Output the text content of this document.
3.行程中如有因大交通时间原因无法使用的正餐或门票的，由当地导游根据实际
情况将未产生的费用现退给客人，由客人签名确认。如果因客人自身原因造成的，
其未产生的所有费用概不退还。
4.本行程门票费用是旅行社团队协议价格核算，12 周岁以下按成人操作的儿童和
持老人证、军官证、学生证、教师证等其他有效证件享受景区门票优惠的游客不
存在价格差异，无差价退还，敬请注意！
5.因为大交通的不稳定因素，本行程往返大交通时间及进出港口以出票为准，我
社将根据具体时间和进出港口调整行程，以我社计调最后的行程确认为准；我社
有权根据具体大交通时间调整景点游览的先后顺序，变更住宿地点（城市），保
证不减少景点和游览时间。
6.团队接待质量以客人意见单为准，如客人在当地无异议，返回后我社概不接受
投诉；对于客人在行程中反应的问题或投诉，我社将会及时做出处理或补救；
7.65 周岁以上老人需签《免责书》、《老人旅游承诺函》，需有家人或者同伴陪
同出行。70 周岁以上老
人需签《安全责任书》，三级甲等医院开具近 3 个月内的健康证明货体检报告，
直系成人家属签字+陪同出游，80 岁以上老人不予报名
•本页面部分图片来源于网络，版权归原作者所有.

[Task description] Extract, word for word, each line of the listing above.

[Solved problem]
Output the text content of this document.
3.行程中如有因大交通时间原因无法使用的正餐或门票的，由当地导游根据实际
情况将未产生的费用现退给客人，由客人签名确认。如果因客人自身原因造成的，
其未产生的所有费用概不退还。
4.本行程门票费用是旅行社团队协议价格核算，12 周岁以下按成人操作的儿童和
持老人证、军官证、学生证、教师证等其他有效证件享受景区门票优惠的游客不
存在价格差异，无差价退还，敬请注意！
5.因为大交通的不稳定因素，本行程往返大交通时间及进出港口以出票为准，我
社将根据具体时间和进出港口调整行程，以我社计调最后的行程确认为准；我社
有权根据具体大交通时间调整景点游览的先后顺序，变更住宿地点（城市），保
证不减少景点和游览时间。
6.团队接待质量以客人意见单为准，如客人在当地无异议，返回后我社概不接受
投诉；对于客人在行程中反应的问题或投诉，我社将会及时做出处理或补救；
7.65 周岁以上老人需签《免责书》、《老人旅游承诺函》，需有家人或者同伴陪
同出行。70 周岁以上老
人需签《安全责任书》，三级甲等医院开具近 3 个月内的健康证明货体检报告，
直系成人家属签字+陪同出游，80 岁以上老人不予报名
•本页面部分图片来源于网络，版权归原作者所有.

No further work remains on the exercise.